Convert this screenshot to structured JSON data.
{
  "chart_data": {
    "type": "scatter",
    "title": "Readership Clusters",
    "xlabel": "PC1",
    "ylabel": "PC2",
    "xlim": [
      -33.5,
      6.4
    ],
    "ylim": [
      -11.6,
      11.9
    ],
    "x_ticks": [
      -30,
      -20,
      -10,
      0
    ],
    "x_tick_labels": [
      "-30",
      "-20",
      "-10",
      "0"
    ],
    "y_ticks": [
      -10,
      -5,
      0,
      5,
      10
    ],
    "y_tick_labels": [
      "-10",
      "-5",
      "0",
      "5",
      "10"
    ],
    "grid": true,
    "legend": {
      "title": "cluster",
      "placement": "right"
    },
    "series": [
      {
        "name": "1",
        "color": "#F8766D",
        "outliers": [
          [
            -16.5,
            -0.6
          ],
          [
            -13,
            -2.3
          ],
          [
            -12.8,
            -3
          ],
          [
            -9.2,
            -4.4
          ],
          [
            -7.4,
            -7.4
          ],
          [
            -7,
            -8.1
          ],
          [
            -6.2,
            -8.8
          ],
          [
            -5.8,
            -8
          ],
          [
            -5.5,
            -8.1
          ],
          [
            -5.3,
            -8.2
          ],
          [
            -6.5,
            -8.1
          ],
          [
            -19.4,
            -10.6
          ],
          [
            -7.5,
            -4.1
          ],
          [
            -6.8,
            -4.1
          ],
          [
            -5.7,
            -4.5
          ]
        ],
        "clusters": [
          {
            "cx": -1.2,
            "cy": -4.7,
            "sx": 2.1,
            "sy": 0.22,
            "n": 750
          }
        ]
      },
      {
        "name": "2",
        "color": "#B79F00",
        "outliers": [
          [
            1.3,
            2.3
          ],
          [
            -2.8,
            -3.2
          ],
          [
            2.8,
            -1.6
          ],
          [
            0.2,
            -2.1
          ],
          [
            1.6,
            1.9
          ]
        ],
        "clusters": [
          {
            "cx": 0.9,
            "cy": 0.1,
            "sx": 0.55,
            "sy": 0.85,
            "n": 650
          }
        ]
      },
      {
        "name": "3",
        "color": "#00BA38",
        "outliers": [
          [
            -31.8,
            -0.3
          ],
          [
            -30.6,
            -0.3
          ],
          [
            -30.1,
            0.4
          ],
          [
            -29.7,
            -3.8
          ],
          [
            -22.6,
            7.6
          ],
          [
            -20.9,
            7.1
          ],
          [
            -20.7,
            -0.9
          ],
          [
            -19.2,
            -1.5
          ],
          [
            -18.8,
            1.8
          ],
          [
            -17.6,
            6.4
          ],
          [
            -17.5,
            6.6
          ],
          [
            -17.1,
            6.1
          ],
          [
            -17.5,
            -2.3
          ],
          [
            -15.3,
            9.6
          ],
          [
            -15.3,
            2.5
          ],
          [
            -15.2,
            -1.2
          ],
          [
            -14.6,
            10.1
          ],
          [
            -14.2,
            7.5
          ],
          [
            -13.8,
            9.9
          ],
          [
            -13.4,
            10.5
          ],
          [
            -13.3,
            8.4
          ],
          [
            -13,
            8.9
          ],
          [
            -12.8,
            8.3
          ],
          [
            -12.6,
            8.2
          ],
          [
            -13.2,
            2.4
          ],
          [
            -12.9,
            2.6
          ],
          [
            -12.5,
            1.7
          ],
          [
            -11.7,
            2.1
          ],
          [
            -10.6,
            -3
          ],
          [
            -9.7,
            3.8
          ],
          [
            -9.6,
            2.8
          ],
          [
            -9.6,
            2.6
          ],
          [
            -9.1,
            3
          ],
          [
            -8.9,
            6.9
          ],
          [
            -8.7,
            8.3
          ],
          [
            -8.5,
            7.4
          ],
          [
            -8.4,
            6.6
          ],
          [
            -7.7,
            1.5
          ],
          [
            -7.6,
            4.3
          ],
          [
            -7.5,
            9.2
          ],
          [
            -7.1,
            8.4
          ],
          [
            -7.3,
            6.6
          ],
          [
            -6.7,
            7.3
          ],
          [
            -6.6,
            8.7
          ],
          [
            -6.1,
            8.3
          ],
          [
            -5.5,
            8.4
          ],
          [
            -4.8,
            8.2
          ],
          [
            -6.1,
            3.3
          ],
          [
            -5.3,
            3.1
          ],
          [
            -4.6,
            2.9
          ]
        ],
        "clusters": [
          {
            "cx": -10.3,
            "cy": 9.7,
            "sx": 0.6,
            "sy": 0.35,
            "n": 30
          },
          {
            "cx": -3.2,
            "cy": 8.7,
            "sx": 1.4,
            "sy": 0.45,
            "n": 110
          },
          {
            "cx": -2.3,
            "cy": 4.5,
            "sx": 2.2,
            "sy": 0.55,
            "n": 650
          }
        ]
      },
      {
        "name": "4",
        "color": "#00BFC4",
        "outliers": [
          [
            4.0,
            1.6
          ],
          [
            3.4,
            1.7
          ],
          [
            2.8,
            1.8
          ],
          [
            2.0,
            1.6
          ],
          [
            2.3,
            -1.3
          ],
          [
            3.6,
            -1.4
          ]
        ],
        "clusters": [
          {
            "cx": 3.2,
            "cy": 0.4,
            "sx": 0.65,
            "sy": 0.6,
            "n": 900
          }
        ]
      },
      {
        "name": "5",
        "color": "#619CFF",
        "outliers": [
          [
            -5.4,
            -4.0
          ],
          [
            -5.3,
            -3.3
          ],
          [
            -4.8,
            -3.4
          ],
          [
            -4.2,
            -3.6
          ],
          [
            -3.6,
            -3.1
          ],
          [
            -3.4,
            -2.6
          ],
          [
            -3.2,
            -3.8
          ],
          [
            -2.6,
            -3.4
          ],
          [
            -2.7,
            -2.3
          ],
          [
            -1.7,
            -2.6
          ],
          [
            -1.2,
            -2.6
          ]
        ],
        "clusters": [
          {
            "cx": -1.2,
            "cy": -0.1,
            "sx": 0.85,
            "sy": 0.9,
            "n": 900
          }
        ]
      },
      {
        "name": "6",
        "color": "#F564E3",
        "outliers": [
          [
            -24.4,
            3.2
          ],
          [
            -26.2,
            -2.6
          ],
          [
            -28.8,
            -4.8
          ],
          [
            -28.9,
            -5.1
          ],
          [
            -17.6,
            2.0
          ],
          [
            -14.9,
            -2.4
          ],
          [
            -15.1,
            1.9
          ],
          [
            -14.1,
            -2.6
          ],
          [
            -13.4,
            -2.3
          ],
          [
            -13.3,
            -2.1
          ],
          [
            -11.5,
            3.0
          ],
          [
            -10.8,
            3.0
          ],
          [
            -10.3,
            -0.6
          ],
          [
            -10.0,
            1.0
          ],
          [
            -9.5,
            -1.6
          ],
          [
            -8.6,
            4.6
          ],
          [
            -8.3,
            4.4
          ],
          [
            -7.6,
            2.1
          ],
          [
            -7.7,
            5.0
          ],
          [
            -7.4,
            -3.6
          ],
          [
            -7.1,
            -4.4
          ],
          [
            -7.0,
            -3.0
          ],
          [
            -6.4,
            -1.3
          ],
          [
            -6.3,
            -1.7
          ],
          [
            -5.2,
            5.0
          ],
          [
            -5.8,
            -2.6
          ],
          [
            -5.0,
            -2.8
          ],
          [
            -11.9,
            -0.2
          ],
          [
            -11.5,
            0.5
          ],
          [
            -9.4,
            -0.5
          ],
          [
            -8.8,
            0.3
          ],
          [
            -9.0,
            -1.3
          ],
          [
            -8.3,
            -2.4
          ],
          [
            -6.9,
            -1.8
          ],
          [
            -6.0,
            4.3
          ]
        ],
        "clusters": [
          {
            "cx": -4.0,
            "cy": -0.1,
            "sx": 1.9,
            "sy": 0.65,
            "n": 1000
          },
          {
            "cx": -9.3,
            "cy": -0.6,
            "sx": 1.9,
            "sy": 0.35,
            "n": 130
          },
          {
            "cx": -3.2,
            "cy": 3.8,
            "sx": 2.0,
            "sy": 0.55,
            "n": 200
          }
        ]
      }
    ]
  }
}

### SET EXERCISE
Check each line of the entries above for the word "color". List the ones that have it.

### WRITTEN REPLY
        "color": "#F8766D",
        "color": "#B79F00",
        "color": "#00BA38",
        "color": "#00BFC4",
        "color": "#619CFF",
        "color": "#F564E3",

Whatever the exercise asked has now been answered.